[Dataset rows]
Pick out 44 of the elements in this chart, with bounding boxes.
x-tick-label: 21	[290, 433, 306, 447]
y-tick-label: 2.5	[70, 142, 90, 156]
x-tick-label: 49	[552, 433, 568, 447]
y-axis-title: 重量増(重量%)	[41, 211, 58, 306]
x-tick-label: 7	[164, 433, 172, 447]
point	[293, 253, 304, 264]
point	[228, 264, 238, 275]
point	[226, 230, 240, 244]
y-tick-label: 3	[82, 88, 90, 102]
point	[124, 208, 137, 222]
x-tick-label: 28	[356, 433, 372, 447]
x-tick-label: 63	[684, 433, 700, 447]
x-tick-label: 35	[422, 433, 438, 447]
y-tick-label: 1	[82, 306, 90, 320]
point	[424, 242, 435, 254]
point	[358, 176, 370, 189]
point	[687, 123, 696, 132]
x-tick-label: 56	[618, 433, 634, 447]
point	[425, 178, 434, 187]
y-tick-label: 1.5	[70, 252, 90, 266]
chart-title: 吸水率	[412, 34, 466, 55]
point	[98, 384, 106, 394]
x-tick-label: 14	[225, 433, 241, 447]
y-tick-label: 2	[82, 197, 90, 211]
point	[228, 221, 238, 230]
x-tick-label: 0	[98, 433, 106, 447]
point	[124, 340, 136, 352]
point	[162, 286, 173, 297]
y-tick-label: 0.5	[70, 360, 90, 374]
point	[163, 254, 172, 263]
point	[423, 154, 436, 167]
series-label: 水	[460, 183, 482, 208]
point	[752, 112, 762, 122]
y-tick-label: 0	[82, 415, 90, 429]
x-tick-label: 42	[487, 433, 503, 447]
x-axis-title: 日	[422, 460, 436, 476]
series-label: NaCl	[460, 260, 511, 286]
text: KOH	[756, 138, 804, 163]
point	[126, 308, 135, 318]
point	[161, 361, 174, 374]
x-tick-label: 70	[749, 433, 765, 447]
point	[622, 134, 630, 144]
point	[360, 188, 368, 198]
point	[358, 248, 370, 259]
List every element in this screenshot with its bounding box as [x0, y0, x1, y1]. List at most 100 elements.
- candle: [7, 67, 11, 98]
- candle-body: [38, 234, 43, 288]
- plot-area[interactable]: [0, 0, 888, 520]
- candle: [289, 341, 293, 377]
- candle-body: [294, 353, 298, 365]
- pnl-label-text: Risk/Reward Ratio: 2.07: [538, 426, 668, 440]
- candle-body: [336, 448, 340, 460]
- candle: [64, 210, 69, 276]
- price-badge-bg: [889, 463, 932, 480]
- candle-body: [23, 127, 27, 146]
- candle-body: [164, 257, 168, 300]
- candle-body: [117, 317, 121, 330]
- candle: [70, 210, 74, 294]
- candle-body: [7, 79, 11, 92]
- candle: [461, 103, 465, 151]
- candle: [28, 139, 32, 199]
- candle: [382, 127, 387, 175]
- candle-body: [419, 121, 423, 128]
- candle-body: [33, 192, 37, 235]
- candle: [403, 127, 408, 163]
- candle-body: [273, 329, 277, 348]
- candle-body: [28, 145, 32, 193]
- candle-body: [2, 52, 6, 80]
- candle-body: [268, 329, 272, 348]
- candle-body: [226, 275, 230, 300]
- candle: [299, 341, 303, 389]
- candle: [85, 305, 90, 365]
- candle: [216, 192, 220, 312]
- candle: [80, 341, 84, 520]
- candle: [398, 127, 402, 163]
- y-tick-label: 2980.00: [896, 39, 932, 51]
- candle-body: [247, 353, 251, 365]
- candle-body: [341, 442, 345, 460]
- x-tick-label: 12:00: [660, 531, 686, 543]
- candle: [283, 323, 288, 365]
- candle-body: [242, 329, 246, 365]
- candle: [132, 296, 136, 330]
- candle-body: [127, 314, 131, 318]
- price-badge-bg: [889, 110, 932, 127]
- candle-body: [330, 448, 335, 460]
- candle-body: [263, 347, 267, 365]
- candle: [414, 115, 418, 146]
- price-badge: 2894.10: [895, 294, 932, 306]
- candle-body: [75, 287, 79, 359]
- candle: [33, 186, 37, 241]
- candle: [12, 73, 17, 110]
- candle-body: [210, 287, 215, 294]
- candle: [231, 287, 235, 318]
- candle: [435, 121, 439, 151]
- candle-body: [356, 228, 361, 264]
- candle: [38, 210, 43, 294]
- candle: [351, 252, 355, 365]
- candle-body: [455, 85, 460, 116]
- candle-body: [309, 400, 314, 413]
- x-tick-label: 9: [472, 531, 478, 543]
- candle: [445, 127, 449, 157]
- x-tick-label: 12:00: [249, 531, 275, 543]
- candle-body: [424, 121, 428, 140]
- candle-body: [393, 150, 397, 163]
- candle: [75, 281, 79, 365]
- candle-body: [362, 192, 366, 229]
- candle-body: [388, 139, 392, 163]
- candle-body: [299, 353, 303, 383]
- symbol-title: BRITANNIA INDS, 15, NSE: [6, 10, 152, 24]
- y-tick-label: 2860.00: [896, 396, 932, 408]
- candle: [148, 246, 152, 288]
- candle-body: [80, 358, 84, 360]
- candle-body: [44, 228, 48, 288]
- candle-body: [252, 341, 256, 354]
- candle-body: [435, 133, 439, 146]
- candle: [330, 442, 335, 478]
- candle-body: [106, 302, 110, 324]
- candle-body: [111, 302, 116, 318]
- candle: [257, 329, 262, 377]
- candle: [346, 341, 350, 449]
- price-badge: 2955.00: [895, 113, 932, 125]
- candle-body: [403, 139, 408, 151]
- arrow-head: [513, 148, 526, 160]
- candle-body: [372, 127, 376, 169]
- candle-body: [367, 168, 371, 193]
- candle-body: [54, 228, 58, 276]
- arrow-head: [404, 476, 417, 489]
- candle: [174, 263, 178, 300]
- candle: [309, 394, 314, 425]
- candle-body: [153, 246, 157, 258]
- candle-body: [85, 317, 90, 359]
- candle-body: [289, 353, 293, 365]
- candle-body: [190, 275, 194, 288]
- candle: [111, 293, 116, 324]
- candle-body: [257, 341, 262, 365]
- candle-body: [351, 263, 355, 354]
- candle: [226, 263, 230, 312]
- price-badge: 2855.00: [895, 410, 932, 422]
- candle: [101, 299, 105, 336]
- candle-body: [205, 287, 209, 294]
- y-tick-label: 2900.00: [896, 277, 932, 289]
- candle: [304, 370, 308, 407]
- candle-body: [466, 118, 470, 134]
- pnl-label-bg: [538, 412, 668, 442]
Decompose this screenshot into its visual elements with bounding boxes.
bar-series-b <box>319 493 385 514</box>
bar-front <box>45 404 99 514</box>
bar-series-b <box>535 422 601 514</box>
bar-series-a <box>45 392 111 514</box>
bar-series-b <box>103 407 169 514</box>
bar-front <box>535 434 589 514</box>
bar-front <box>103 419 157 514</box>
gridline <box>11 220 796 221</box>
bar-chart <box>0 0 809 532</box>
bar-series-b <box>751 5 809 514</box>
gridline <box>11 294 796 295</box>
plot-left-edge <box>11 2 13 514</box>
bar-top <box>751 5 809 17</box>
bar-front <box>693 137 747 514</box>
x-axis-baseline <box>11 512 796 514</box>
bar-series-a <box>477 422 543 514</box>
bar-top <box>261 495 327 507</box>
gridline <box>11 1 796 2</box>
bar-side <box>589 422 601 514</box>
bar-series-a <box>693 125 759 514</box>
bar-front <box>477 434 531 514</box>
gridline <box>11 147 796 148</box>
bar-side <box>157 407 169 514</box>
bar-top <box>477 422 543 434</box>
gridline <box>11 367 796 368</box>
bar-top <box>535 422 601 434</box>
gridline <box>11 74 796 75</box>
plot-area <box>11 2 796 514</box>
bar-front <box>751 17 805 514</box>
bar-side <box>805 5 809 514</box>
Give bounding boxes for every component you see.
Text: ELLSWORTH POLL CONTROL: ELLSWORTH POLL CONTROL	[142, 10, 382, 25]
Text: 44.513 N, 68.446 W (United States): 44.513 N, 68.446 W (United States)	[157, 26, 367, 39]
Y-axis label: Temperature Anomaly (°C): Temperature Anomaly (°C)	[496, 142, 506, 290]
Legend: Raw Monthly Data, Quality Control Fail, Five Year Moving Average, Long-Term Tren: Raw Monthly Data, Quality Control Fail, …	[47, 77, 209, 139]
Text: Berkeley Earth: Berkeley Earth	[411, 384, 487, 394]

Stated goal:
Show each line of the material that contains the string "with". Case counts.

Response:
Pick out 44 of the elements in this chart, with bounding boxes.
List every element in this screenshot with its bounding box as [x0, y0, x1, y1]. List at most 100 elements.
Decompose this screenshot into its visual elements with bounding boxes.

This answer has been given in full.